- Specialty: Orthopedic

= High tibial osteotomy =

High tibial osteotomy is an orthopaedic surgical procedure which aims to correct a varus deformation with compartmental osteoarthritis. Since the inception of the procedure, advancements to technique, fixation devices, and a better understanding of patient selection has allowed HTO to become more popular in younger, more active patients hoping to combat arthritis. The idea behind the procedure is to realign the weight-bearing line of the knee. By realigning the knee, the force produced from weight-bearing is shifted from the arthritic, medial compartment to the healthy, lateral compartment. This decrease in force or load in the diseased part of the knee joint decreases knee pain and can delay the development or progression of osteoarthritis in the medial compartment.

== Patient selection ==
The accepted protocol used for patient selection was developed in 2004 by the International Society of Arthroscopy, Knee Surgery, and Orthopedic Sports Medicine (ISAKOS). According to this protocol, an ideal patient is:
- Moderately active
- Between 40 and 60 years old
- Experiencing isolated medial joint line tenderness
- BMI <30
- Malalignment <15°
- Tibia bone varus angle >5°
- Full range of motion in the knee
- Near-normal lateral and patellofemoral compartments without ligamentous instability
- A non-smoker
Contraindications specified by ISAKOS are:
- Patients older than 65
- Severe osteoarthritis of the medial compartment (Ahlback grade III or higher)
- Tricompartmental osteoarthritis
- Patellofemoral osteoarthritis
- Range of motion in the knee <120°
- Flexion contracture >5°
- Diagnosed inflammatory arthritis
- A large area of exposed bone on the tibial or femoral articular surface (> 15x15 mm)
- Heavy smokers

== Surgical technique ==
The general surgical technique includes either performing HTO alone or performing HTO in combination with ligament reconstruction. When deciding which treatment avenue to take, one must consider patient demographics, their predominant symptoms, and which ligaments, if any are involved. When ligaments are involved, but the ACL deficiency is chronic and pain is due to arthritis and malalignment, HTO alone should be sufficient. However, if instability is the predominant symptom, in for example an acute ACL deficiency, HTO in combination with ACL reconstruction may be performed to protect the ACL graft that was constructed.

The two most common surgical techniques used in HTO are lateral close wedge osteotomy and medial open wedge osteotomy.

== PARTS OF THE EXERCISE ==
1 - Answer these questions from the high tibial osteotomy article:
(a) Which organization developed the accepted protocol for patient selection, and in what year?
(b) What age range does that protocol give for an ideal patient?
(c) What are the two most common surgical techniques used in HTO?
2 - From the high tibial osteotomy article, extract the stretch from "- Heavy smokers" through "open wedge osteotomy.".

Dataset items:
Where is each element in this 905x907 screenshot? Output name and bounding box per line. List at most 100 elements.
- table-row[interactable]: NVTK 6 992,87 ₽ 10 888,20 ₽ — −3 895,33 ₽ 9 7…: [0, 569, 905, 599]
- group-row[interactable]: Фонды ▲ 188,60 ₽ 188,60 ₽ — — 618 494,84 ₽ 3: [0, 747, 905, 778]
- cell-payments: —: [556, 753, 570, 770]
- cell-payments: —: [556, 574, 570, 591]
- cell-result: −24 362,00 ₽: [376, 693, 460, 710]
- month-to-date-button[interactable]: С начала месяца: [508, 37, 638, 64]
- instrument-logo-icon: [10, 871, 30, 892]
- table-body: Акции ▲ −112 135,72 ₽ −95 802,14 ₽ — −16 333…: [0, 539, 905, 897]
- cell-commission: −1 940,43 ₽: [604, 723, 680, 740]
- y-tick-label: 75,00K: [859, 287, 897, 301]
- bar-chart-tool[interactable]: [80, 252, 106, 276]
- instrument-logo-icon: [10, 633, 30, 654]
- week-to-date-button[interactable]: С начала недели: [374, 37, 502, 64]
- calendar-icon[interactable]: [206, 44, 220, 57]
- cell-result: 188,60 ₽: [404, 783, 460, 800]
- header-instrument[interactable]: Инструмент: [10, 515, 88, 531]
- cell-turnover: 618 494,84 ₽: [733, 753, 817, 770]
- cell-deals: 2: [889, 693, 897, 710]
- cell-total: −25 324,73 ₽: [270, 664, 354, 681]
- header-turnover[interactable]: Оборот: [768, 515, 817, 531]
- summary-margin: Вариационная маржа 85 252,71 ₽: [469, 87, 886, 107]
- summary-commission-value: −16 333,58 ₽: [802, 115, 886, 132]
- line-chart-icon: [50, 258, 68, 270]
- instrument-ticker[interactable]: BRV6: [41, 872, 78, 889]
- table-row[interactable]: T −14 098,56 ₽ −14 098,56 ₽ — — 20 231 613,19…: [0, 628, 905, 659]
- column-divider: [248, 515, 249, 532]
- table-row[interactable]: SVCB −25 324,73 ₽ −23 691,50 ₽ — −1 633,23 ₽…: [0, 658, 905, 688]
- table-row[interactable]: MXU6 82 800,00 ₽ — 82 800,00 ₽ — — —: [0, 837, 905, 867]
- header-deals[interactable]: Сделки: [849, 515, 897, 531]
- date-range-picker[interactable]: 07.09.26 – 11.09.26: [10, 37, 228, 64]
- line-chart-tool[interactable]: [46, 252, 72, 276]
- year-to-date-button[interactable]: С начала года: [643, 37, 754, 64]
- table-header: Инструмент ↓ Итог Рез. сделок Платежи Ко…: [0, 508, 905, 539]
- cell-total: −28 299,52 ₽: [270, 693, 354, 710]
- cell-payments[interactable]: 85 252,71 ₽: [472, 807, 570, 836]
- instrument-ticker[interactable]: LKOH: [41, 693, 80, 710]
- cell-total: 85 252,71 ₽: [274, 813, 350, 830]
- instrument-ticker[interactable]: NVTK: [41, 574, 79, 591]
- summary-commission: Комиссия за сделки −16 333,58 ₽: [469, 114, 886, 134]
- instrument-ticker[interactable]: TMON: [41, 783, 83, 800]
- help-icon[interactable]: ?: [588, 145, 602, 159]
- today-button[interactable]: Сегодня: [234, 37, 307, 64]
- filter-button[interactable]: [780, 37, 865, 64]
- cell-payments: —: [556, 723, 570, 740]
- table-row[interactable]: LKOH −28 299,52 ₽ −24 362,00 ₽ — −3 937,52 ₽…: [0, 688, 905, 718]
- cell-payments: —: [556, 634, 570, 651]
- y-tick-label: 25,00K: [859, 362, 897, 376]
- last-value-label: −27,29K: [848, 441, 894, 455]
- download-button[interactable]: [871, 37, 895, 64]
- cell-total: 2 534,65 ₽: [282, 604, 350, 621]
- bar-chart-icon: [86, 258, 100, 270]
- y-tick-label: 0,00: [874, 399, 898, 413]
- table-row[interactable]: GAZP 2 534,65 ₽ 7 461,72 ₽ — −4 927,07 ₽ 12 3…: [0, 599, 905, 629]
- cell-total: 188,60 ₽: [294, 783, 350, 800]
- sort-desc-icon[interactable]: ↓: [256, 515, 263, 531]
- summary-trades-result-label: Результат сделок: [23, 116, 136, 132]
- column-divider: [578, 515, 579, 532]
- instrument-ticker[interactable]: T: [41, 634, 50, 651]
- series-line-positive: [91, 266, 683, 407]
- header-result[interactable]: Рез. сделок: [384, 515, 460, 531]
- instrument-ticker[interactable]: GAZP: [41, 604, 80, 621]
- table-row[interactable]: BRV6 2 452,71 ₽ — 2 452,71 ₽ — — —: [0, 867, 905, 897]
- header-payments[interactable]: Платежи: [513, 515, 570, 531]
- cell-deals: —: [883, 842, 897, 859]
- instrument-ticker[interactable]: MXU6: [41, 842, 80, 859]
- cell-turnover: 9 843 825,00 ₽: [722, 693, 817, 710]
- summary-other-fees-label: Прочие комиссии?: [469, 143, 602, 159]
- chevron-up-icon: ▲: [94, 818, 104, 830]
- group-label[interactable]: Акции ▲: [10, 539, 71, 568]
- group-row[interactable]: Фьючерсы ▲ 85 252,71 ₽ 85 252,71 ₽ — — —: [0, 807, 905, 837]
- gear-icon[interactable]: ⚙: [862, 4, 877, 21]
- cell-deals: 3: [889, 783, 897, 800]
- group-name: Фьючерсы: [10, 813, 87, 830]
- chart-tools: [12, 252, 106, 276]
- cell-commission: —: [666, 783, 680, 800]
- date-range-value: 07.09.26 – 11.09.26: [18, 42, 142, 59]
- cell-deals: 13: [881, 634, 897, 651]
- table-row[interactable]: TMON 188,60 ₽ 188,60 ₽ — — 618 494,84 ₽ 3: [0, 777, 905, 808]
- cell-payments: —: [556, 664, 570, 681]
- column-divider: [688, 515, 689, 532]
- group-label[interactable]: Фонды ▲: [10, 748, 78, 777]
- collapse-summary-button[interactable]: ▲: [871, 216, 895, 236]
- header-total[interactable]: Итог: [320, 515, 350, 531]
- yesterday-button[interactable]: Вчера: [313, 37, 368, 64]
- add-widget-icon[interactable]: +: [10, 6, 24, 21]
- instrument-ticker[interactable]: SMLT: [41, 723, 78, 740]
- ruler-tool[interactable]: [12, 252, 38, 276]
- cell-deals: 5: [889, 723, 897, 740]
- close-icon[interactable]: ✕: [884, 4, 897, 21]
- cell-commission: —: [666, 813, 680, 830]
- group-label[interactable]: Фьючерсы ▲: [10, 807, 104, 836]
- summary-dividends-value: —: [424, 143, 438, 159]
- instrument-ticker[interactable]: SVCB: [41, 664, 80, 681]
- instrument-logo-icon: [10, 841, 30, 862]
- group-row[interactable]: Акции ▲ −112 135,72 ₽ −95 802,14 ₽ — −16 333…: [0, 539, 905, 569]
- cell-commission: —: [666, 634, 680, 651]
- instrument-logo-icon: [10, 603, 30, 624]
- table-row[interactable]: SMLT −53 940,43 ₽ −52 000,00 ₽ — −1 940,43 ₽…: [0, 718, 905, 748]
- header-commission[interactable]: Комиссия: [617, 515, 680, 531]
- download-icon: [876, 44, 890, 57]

== TASK ANSWERS ==
1 -
(a) The International Society of Arthroscopy, Knee Surgery, and Orthopedic Sports Medicine (ISAKOS), in 2004.
(b) Between 40 and 60 years old.
(c) Lateral close wedge osteotomy and medial open wedge osteotomy.

2 -
- Heavy smokers

== Surgical technique ==
The general surgical technique includes either performing HTO alone or performing HTO in combination with ligament reconstruction. When deciding which treatment avenue to take, one must consider patient demographics, their predominant symptoms, and which ligaments, if any are involved. When ligaments are involved, but the ACL deficiency is chronic and pain is due to arthritis and malalignment, HTO alone should be sufficient. However, if instability is the predominant symptom, in for example an acute ACL deficiency, HTO in combination with ACL reconstruction may be performed to protect the ACL graft that was constructed.

The two most common surgical techniques used in HTO are lateral close wedge osteotomy and medial open wedge osteotomy.